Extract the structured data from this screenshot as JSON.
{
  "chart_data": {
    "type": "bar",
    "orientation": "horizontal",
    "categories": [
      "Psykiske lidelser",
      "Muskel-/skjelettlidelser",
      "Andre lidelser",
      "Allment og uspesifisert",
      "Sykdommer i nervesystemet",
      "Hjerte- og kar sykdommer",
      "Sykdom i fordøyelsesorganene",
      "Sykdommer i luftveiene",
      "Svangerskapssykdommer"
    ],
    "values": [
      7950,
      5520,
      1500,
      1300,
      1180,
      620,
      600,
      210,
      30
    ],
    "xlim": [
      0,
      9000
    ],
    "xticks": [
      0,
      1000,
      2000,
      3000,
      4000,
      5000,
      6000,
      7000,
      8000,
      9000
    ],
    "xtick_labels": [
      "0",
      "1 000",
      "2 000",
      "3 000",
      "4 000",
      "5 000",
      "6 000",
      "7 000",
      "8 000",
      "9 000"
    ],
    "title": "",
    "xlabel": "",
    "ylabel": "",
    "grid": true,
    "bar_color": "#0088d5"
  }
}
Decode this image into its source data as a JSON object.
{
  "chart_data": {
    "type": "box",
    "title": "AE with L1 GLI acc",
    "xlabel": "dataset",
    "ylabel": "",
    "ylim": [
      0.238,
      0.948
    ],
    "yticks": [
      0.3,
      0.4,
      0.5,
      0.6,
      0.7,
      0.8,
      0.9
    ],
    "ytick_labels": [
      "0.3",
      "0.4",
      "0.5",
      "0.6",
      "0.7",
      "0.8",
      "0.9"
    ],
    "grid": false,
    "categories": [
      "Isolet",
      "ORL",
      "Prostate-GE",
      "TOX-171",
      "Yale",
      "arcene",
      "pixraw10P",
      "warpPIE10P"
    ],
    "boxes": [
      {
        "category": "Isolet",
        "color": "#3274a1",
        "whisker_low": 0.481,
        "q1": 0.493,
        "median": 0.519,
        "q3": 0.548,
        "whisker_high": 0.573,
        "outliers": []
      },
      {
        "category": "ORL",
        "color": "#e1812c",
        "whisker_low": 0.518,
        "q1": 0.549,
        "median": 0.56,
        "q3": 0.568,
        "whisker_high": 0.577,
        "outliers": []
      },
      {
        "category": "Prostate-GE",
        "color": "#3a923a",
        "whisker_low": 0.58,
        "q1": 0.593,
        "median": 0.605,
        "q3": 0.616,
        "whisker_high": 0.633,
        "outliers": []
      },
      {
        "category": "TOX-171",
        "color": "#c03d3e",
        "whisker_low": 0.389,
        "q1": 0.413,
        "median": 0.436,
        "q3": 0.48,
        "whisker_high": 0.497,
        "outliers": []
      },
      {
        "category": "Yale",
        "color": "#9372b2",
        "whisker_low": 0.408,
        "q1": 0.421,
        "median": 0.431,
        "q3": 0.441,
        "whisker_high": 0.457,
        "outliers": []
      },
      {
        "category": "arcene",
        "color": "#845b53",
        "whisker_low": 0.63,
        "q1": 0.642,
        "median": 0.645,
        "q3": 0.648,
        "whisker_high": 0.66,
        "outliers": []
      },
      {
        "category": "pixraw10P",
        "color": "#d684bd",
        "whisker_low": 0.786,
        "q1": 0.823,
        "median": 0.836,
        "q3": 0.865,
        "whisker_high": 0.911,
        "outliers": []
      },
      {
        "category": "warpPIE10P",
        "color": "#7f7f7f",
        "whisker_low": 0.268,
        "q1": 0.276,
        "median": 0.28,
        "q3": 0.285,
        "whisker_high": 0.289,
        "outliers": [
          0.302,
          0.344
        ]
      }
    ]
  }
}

---*---

_EXERCISE INSTRUCTIONS:_
Transcribe every line of the data, exactly as it stands.

_RESULT OF THIS TASK:_
Extract the structured data from this screenshot as JSON.
{
  "chart_data": {
    "type": "bar",
    "orientation": "horizontal",
    "categories": [
      "Psykiske lidelser",
      "Muskel-/skjelettlidelser",
      "Andre lidelser",
      "Allment og uspesifisert",
      "Sykdommer i nervesystemet",
      "Hjerte- og kar sykdommer",
      "Sykdom i fordøyelsesorganene",
      "Sykdommer i luftveiene",
      "Svangerskapssykdommer"
    ],
    "values": [
      7950,
      5520,
      1500,
      1300,
      1180,
      620,
      600,
      210,
      30
    ],
    "xlim": [
      0,
      9000
    ],
    "xticks": [
      0,
      1000,
      2000,
      3000,
      4000,
      5000,
      6000,
      7000,
      8000,
      9000
    ],
    "xtick_labels": [
      "0",
      "1 000",
      "2 000",
      "3 000",
      "4 000",
      "5 000",
      "6 000",
      "7 000",
      "8 000",
      "9 000"
    ],
    "title": "",
    "xlabel": "",
    "ylabel": "",
    "grid": true,
    "bar_color": "#0088d5"
  }
}
Decode this image into its source data as a JSON object.
{
  "chart_data": {
    "type": "box",
    "title": "AE with L1 GLI acc",
    "xlabel": "dataset",
    "ylabel": "",
    "ylim": [
      0.238,
      0.948
    ],
    "yticks": [
      0.3,
      0.4,
      0.5,
      0.6,
      0.7,
      0.8,
      0.9
    ],
    "ytick_labels": [
      "0.3",
      "0.4",
      "0.5",
      "0.6",
      "0.7",
      "0.8",
      "0.9"
    ],
    "grid": false,
    "categories": [
      "Isolet",
      "ORL",
      "Prostate-GE",
      "TOX-171",
      "Yale",
      "arcene",
      "pixraw10P",
      "warpPIE10P"
    ],
    "boxes": [
      {
        "category": "Isolet",
        "color": "#3274a1",
        "whisker_low": 0.481,
        "q1": 0.493,
        "median": 0.519,
        "q3": 0.548,
        "whisker_high": 0.573,
        "outliers": []
      },
      {
        "category": "ORL",
        "color": "#e1812c",
        "whisker_low": 0.518,
        "q1": 0.549,
        "median": 0.56,
        "q3": 0.568,
        "whisker_high": 0.577,
        "outliers": []
      },
      {
        "category": "Prostate-GE",
        "color": "#3a923a",
        "whisker_low": 0.58,
        "q1": 0.593,
        "median": 0.605,
        "q3": 0.616,
        "whisker_high": 0.633,
        "outliers": []
      },
      {
        "category": "TOX-171",
        "color": "#c03d3e",
        "whisker_low": 0.389,
        "q1": 0.413,
        "median": 0.436,
        "q3": 0.48,
        "whisker_high": 0.497,
        "outliers": []
      },
      {
        "category": "Yale",
        "color": "#9372b2",
        "whisker_low": 0.408,
        "q1": 0.421,
        "median": 0.431,
        "q3": 0.441,
        "whisker_high": 0.457,
        "outliers": []
      },
      {
        "category": "arcene",
        "color": "#845b53",
        "whisker_low": 0.63,
        "q1": 0.642,
        "median": 0.645,
        "q3": 0.648,
        "whisker_high": 0.66,
        "outliers": []
      },
      {
        "category": "pixraw10P",
        "color": "#d684bd",
        "whisker_low": 0.786,
        "q1": 0.823,
        "median": 0.836,
        "q3": 0.865,
        "whisker_high": 0.911,
        "outliers": []
      },
      {
        "category": "warpPIE10P",
        "color": "#7f7f7f",
        "whisker_low": 0.268,
        "q1": 0.276,
        "median": 0.28,
        "q3": 0.285,
        "whisker_high": 0.289,
        "outliers": [
          0.302,
          0.344
        ]
      }
    ]
  }
}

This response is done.